ELENCO DEGLI ESERCIZI:
• A. Rispondi alle domande seguenti sul testo dedicato alla crescita di Ima.
(i) Di quanto è aumentato il fatturato di Ima nei primi tre mesi del 2017 rispetto all'anno precedente?
(ii) Quanti dipendenti ha Ima e quale parte di essi lavora all'estero?
(iii) Con quale variazione del turnover Krones ha chiuso il 2016?
• B. Prosegui il testo sulla crescita di Ima a partire dal punto in cui si interrompe.

Ima cresce a tassi record

Sono tassi di crescita prossimi al 20% che non hanno uguali tra i competitor europei del packaging quelli che il gruppo meccanico bolognese Ima sta inanellando: +21% il fatturato nei primi tre mesi del 2017 (anno su anno) e +50% l’Ebitda; +18% i ricavi (e +21% l’Ebitda) nel 2016 dopo il +30% messo a segno nel 2015, anno in cui abbattè il muro del miliardo di euro di fatturato.

Oggi Ima è il quarto player europeo per dimensioni tra i costruttori di tecnologie per il confezionamento e l’imballaggio, con 1,31 miliardi di giro d’affari, per l’86% export,e 5.200 dipendenti (metà all’estero). Quarto dopo i tedeschi di Krones – rileva l’annuale classifica di Ucima - i vicini di casa bolognesi di Coesia e gli svizzeri di Bühler (escludendo il colosso multibusiness Bosch che non scorpora il dato packaging dal consolidato di 73,1 miliardi). Ma Ima è indiscutibilmente il numero uno in Europa per tasso di crescita: sta correndo tre volte più veloce di Krones (che ha chiuso il 2016 con un +6,9% del turnover), sei volte più di Bühler (+3%) e ha quasi raggiungo Coesia, che l’anno scorso invece non è cresciuta affatto.

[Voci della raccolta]
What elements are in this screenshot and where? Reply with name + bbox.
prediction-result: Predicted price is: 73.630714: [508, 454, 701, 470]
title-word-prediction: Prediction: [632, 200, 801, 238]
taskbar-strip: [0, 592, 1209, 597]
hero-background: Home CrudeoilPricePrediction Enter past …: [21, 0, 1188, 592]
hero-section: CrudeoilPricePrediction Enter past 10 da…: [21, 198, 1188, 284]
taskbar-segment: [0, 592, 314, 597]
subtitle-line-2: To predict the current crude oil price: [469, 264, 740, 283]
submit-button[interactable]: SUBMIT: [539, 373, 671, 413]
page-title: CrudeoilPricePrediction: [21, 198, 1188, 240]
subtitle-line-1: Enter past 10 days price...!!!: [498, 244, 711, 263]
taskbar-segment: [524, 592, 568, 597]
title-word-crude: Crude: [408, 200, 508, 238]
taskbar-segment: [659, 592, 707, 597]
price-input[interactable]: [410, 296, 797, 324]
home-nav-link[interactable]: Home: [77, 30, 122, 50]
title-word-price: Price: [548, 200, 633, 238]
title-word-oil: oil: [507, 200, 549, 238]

SOLUZIONI DEGLI ESERCIZI:
• A.
(i) Il fatturato è aumentato del 21% (anno su anno).
(ii) Ima ha 5.200 dipendenti, e metà di essi lavora all'estero.
(iii) Krones ha chiuso il 2016 con un +6,9% del turnover.

• B.
«Il trend del primo trimestre dovrebbe riscontrarsi anche su base annua, prevediamo anche per il 2017 un forte incremento dei volumi e un consolidamento anche delle marginalità: avevamo già previsto a perimetro costante un target di 1,4 miliardi di fatturato quest’anno, ma va aggiunta tutta la parte acquisitiva. Abbiamo un backload di dossier molto elevato che potrebbero sbloccarsi nei prossimi mesi», anticipa Alberto Vacchi,presidente e ad di Ima. Azienda nata a Bologna nel 1961 e salita subito al primo posto nel ranking internazionale con le macchine per il confezionamento del the in bustine (ancor oggi controlla il 70% del mercato mondiale), per poi espandersi negli anni Settanta nel pharma e iniziare dagli anni Ottanta in avanti una campagna di M&A che non si è mai arrestata, spaziando dalla Germania all’India, dagli Usa alla Svizzera per diversificare la produzione (prima cosmetica, poi food&beverage, automation e tabacco) e allargare i mercati, puntando sempre a società al top per tecnologie che garantissero la leadership nelle nicchie di riferimento. E la famiglia Vacchi è stata anche tra le prime in Italia, nel 1995, ad aprire il capitale di una realtà industriale “pesante” all’azionariato di Borsa per finanziare la crescita, pur mantenendo il controllo.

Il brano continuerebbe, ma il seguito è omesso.